WRITTEN TASK. Repeat everything in the material exactly.

MATERIAL PROVIDED.
— start —

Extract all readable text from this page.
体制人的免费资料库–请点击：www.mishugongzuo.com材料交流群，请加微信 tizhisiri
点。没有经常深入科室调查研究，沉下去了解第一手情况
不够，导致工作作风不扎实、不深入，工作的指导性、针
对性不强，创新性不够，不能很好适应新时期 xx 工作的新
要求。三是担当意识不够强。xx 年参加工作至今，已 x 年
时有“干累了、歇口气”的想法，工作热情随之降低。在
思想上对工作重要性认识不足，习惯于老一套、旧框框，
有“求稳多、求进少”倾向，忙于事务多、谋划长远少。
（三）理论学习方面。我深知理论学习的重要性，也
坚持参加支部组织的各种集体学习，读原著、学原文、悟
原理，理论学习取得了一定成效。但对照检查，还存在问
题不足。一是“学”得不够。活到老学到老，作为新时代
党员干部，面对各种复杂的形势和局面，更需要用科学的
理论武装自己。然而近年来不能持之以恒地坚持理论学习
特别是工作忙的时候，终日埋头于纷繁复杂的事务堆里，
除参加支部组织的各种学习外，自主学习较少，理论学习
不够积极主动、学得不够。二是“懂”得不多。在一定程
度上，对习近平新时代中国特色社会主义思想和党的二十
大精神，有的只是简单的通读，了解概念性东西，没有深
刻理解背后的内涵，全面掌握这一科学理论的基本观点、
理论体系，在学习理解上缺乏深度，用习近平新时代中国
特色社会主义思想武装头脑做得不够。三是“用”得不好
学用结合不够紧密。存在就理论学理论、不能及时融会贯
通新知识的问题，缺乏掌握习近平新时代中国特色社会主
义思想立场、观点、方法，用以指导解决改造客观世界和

— end —

SOLUTION FOR THIS PROBLEM.
Extract all readable text from this page.
体制人的免费资料库–请点击：www.mishugongzuo.com材料交流群，请加微信 tizhisiri
点。没有经常深入科室调查研究，沉下去了解第一手情况
不够，导致工作作风不扎实、不深入，工作的指导性、针
对性不强，创新性不够，不能很好适应新时期 xx 工作的新
要求。三是担当意识不够强。xx 年参加工作至今，已 x 年
时有“干累了、歇口气”的想法，工作热情随之降低。在
思想上对工作重要性认识不足，习惯于老一套、旧框框，
有“求稳多、求进少”倾向，忙于事务多、谋划长远少。
（三）理论学习方面。我深知理论学习的重要性，也
坚持参加支部组织的各种集体学习，读原著、学原文、悟
原理，理论学习取得了一定成效。但对照检查，还存在问
题不足。一是“学”得不够。活到老学到老，作为新时代
党员干部，面对各种复杂的形势和局面，更需要用科学的
理论武装自己。然而近年来不能持之以恒地坚持理论学习
特别是工作忙的时候，终日埋头于纷繁复杂的事务堆里，
除参加支部组织的各种学习外，自主学习较少，理论学习
不够积极主动、学得不够。二是“懂”得不多。在一定程
度上，对习近平新时代中国特色社会主义思想和党的二十
大精神，有的只是简单的通读，了解概念性东西，没有深
刻理解背后的内涵，全面掌握这一科学理论的基本观点、
理论体系，在学习理解上缺乏深度，用习近平新时代中国
特色社会主义思想武装头脑做得不够。三是“用”得不好
学用结合不够紧密。存在就理论学理论、不能及时融会贯
通新知识的问题，缺乏掌握习近平新时代中国特色社会主
义思想立场、观点、方法，用以指导解决改造客观世界和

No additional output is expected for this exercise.